(Data entries for graphics)
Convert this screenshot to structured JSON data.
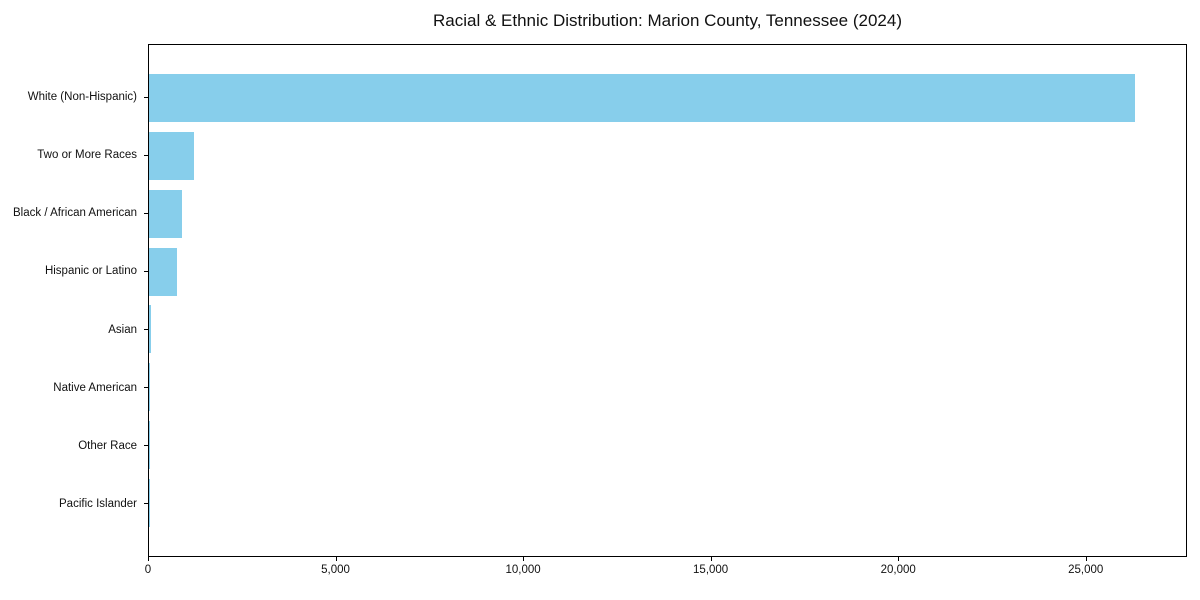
{
  "chart_data": {
    "type": "bar",
    "orientation": "horizontal",
    "title": "Racial & Ethnic Distribution: Marion County, Tennessee (2024)",
    "categories": [
      "White (Non-Hispanic)",
      "Two or More Races",
      "Black / African American",
      "Hispanic or Latino",
      "Asian",
      "Native American",
      "Other Race",
      "Pacific Islander"
    ],
    "values": [
      26340,
      1200,
      870,
      740,
      50,
      40,
      20,
      10
    ],
    "bar_color": "#87CEEB",
    "xlabel": "",
    "ylabel": "",
    "xlim": [
      0,
      27700
    ],
    "x_ticks": [
      0,
      5000,
      10000,
      15000,
      20000,
      25000
    ],
    "x_tick_labels": [
      "0",
      "5,000",
      "10,000",
      "15,000",
      "20,000",
      "25,000"
    ],
    "grid": false,
    "legend": "none",
    "plot_border_color": "#000000",
    "background_color": "#ffffff"
  }
}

> Stated exercise: Copy out the data above exactly, except the pictures.

> Response to this task:
Convert this screenshot to structured JSON data.
{
  "chart_data": {
    "type": "bar",
    "orientation": "horizontal",
    "title": "Racial & Ethnic Distribution: Marion County, Tennessee (2024)",
    "categories": [
      "White (Non-Hispanic)",
      "Two or More Races",
      "Black / African American",
      "Hispanic or Latino",
      "Asian",
      "Native American",
      "Other Race",
      "Pacific Islander"
    ],
    "values": [
      26340,
      1200,
      870,
      740,
      50,
      40,
      20,
      10
    ],
    "bar_color": "#87CEEB",
    "xlabel": "",
    "ylabel": "",
    "xlim": [
      0,
      27700
    ],
    "x_ticks": [
      0,
      5000,
      10000,
      15000,
      20000,
      25000
    ],
    "x_tick_labels": [
      "0",
      "5,000",
      "10,000",
      "15,000",
      "20,000",
      "25,000"
    ],
    "grid": false,
    "legend": "none",
    "plot_border_color": "#000000",
    "background_color": "#ffffff"
  }
}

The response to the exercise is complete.